(WRITTEN TASK) Could you repeat each of the records below word for word, keeping every line in its original order?

(SOURCE MATERIAL)
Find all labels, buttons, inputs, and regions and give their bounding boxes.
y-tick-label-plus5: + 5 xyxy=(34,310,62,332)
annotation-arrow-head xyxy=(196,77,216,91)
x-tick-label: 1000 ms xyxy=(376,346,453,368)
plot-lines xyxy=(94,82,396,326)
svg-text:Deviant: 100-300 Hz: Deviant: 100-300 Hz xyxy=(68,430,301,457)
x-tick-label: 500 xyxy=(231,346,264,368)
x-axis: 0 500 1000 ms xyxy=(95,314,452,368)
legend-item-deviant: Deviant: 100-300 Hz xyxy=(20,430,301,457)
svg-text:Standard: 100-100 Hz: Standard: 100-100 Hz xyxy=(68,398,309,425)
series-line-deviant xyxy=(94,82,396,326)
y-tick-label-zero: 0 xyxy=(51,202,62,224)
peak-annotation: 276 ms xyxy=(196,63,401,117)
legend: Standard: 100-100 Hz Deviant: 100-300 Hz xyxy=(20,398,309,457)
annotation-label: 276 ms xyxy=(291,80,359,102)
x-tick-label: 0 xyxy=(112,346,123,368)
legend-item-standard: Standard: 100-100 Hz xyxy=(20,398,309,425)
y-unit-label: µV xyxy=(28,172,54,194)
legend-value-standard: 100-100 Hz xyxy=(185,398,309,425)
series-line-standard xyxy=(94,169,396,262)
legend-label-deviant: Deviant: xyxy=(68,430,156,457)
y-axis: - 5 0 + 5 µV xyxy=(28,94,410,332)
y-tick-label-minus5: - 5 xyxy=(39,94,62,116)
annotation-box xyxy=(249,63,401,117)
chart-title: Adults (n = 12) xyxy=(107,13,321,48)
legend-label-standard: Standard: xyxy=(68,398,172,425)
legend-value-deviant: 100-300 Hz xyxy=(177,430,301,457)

(TASK RESPONSE)
Find all labels, buttons, inputs, and regions and give their bounding boxes.
y-tick-label-plus5: + 5 xyxy=(34,310,62,332)
annotation-arrow-head xyxy=(196,77,216,91)
x-tick-label: 1000 ms xyxy=(376,346,453,368)
plot-lines xyxy=(94,82,396,326)
svg-text:Deviant: 100-300 Hz: Deviant: 100-300 Hz xyxy=(68,430,301,457)
x-tick-label: 500 xyxy=(231,346,264,368)
x-axis: 0 500 1000 ms xyxy=(95,314,452,368)
legend-item-deviant: Deviant: 100-300 Hz xyxy=(20,430,301,457)
svg-text:Standard: 100-100 Hz: Standard: 100-100 Hz xyxy=(68,398,309,425)
series-line-deviant xyxy=(94,82,396,326)
y-tick-label-zero: 0 xyxy=(51,202,62,224)
peak-annotation: 276 ms xyxy=(196,63,401,117)
legend: Standard: 100-100 Hz Deviant: 100-300 Hz xyxy=(20,398,309,457)
annotation-label: 276 ms xyxy=(291,80,359,102)
x-tick-label: 0 xyxy=(112,346,123,368)
legend-item-standard: Standard: 100-100 Hz xyxy=(20,398,309,425)
y-unit-label: µV xyxy=(28,172,54,194)
legend-value-standard: 100-100 Hz xyxy=(185,398,309,425)
series-line-standard xyxy=(94,169,396,262)
legend-label-deviant: Deviant: xyxy=(68,430,156,457)
y-axis: - 5 0 + 5 µV xyxy=(28,94,410,332)
y-tick-label-minus5: - 5 xyxy=(39,94,62,116)
annotation-box xyxy=(249,63,401,117)
chart-title: Adults (n = 12) xyxy=(107,13,321,48)
legend-label-standard: Standard: xyxy=(68,398,172,425)
legend-value-deviant: 100-300 Hz xyxy=(177,430,301,457)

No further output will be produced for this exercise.